Begin Supplied material
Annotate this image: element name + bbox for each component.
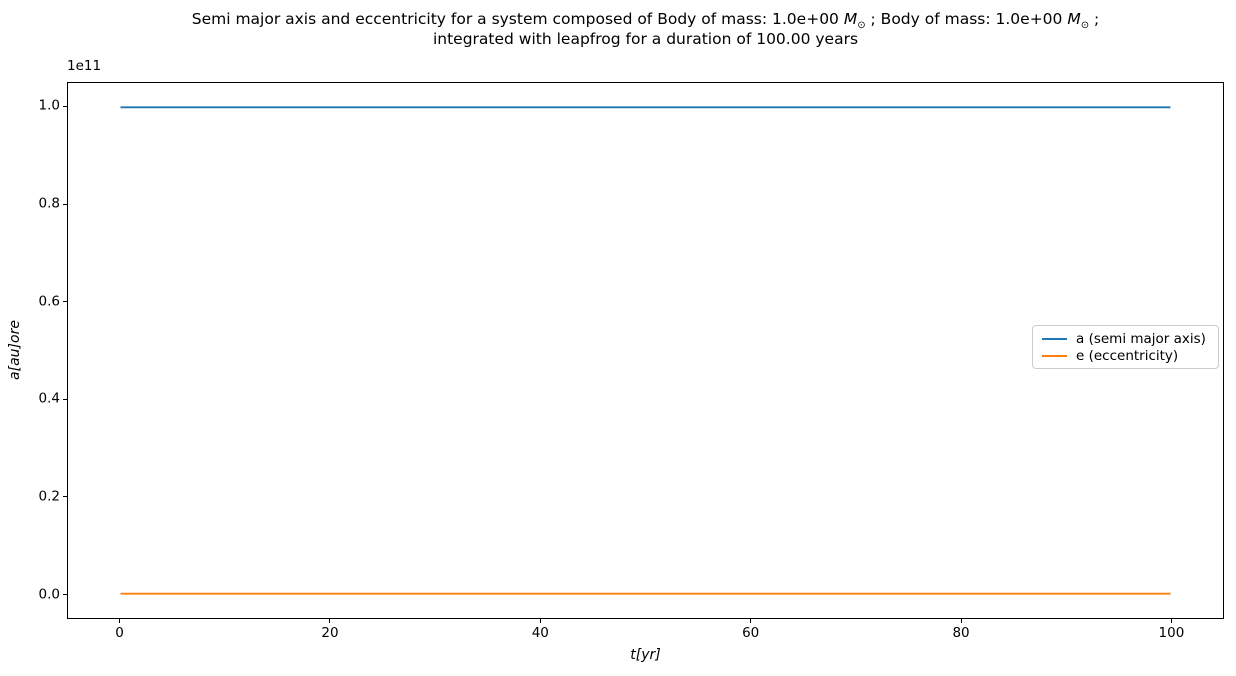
x-tick-mark — [750, 619, 752, 623]
x-axis-label: t[yr] — [630, 647, 661, 663]
x-tick-label: 0 — [115, 625, 124, 641]
legend: a (semi major axis) e (eccentricity) — [1032, 325, 1219, 369]
sun-symbol: ⊙ — [857, 20, 866, 32]
sun-symbol: ⊙ — [1080, 20, 1090, 32]
chart-title-line1: Semi major axis and eccentricity for a s… — [67, 10, 1224, 32]
y-axis-label: a[au]ore — [7, 320, 23, 380]
y-tick-mark — [63, 398, 67, 400]
plot-area — [67, 82, 1224, 619]
legend-item-eccentricity: e (eccentricity) — [1042, 347, 1210, 364]
x-tick-label: 60 — [742, 625, 760, 641]
y-tick-label: 0.4 — [38, 390, 60, 407]
title-text-segment: ; — [1089, 10, 1100, 28]
mass-symbol: M — [1067, 10, 1081, 28]
legend-line-sample-e — [1042, 354, 1067, 357]
legend-label-a: a (semi major axis) — [1076, 330, 1206, 347]
y-axis-offset-text: 1e11 — [67, 58, 102, 74]
x-tick-label: 20 — [321, 625, 339, 641]
x-tick-label: 40 — [531, 625, 549, 641]
y-tick-mark — [63, 594, 67, 596]
plot-canvas — [120, 106, 1171, 595]
x-tick-mark — [329, 619, 331, 623]
title-text-segment: ; Body of mass: 1.0e+00 — [865, 10, 1068, 28]
y-tick-label: 0.2 — [38, 488, 60, 505]
chart-title-line2: integrated with leapfrog for a duration … — [432, 29, 859, 48]
mass-symbol: M — [843, 10, 858, 28]
chart-title: Semi major axis and eccentricity for a s… — [67, 10, 1224, 49]
y-tick-mark — [63, 203, 67, 205]
title-text-segment: Semi major axis and eccentricity for a s… — [191, 10, 844, 28]
x-tick-mark — [1170, 619, 1172, 623]
x-tick-mark — [960, 619, 962, 623]
y-tick-mark — [63, 301, 67, 303]
y-tick-label: 0.0 — [38, 586, 60, 603]
legend-label-e: e (eccentricity) — [1076, 347, 1179, 364]
y-tick-mark — [63, 496, 67, 498]
x-tick-label: 80 — [952, 625, 970, 641]
y-tick-label: 1.0 — [38, 98, 60, 115]
y-tick-label: 0.8 — [38, 195, 60, 212]
y-tick-label: 0.6 — [38, 293, 60, 310]
x-tick-mark — [539, 619, 541, 623]
x-tick-mark — [119, 619, 121, 623]
x-tick-label: 100 — [1158, 625, 1185, 641]
legend-item-semi-major-axis: a (semi major axis) — [1042, 330, 1210, 347]
y-tick-mark — [63, 105, 67, 107]
legend-line-sample-a — [1042, 337, 1067, 340]
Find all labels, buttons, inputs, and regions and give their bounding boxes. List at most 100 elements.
End Supplied material
Do this: Lay out each line of the listing above as a Markdown table with the columns Row and Line, numbering the rows and dropping any blank lines. Omit the pictures from the table.

Answer in full:
| Row | Line |
|---|---|
| 1 | Annotate this image: element name + bbox for each component. |
| 2 | x-tick-mark — [750, 619, 752, 623] |
| 3 | x-axis-label: t[yr] — [630, 647, 661, 663] |
| 4 | x-tick-label: 0 — [115, 625, 124, 641] |
| 5 | legend: a (semi major axis) e (eccentricity) — [1032, 325, 1219, 369] |
| 6 | sun-symbol: ⊙ — [857, 20, 866, 32] |
| 7 | sun-symbol: ⊙ — [1080, 20, 1090, 32] |
| 8 | chart-title-line1: Semi major axis and eccentricity for a s… — [67, 10, 1224, 32] |
| 9 | y-axis-label: a[au]ore — [7, 320, 23, 380] |
| 10 | y-tick-mark — [63, 398, 67, 400] |
| 11 | plot-area — [67, 82, 1224, 619] |
| 12 | legend-item-eccentricity: e (eccentricity) — [1042, 347, 1210, 364] |
| 13 | x-tick-label: 60 — [742, 625, 760, 641] |
| 14 | y-tick-label: 0.4 — [38, 390, 60, 407] |
| 15 | title-text-segment: ; — [1089, 10, 1100, 28] |
| 16 | mass-symbol: M — [1067, 10, 1081, 28] |
| 17 | legend-line-sample-e — [1042, 354, 1067, 357] |
| 18 | legend-label-a: a (semi major axis) — [1076, 330, 1206, 347] |
| 19 | y-axis-offset-text: 1e11 — [67, 58, 102, 74] |
| 20 | x-tick-label: 20 — [321, 625, 339, 641] |
| 21 | x-tick-label: 40 — [531, 625, 549, 641] |
| 22 | y-tick-mark — [63, 594, 67, 596] |
| 23 | plot-canvas — [120, 106, 1171, 595] |
| 24 | x-tick-mark — [329, 619, 331, 623] |
| 25 | title-text-segment: ; Body of mass: 1.0e+00 — [865, 10, 1068, 28] |
| 26 | y-tick-label: 0.2 — [38, 488, 60, 505] |
| 27 | chart-title-line2: integrated with leapfrog for a duration … — [432, 29, 859, 48] |
| 28 | mass-symbol: M — [843, 10, 858, 28] |
| 29 | chart-title: Semi major axis and eccentricity for a s… — [67, 10, 1224, 49] |
| 30 | y-tick-mark — [63, 203, 67, 205] |
| 31 | title-text-segment: Semi major axis and eccentricity for a s… — [191, 10, 844, 28] |
| 32 | x-tick-mark — [1170, 619, 1172, 623] |
| 33 | x-tick-mark — [960, 619, 962, 623] |
| 34 | y-tick-mark — [63, 301, 67, 303] |
| 35 | y-tick-label: 0.0 — [38, 586, 60, 603] |
| 36 | legend-label-e: e (eccentricity) — [1076, 347, 1179, 364] |
| 37 | y-tick-mark — [63, 496, 67, 498] |
| 38 | x-tick-label: 80 — [952, 625, 970, 641] |
| 39 | y-tick-label: 1.0 — [38, 98, 60, 115] |
| 40 | y-tick-label: 0.8 — [38, 195, 60, 212] |
| 41 | y-tick-label: 0.6 — [38, 293, 60, 310] |
| 42 | x-tick-mark — [539, 619, 541, 623] |
| 43 | x-tick-mark — [119, 619, 121, 623] |
| 44 | x-tick-label: 100 — [1158, 625, 1185, 641] |
| 45 | legend-item-semi-major-axis: a (semi major axis) — [1042, 330, 1210, 347] |
| 46 | y-tick-mark — [63, 105, 67, 107] |
| 47 | legend-line-sample-a — [1042, 337, 1067, 340] |
| 48 | Find all labels, buttons, inputs, and regions and give their bounding boxes. List at most 100 elements. |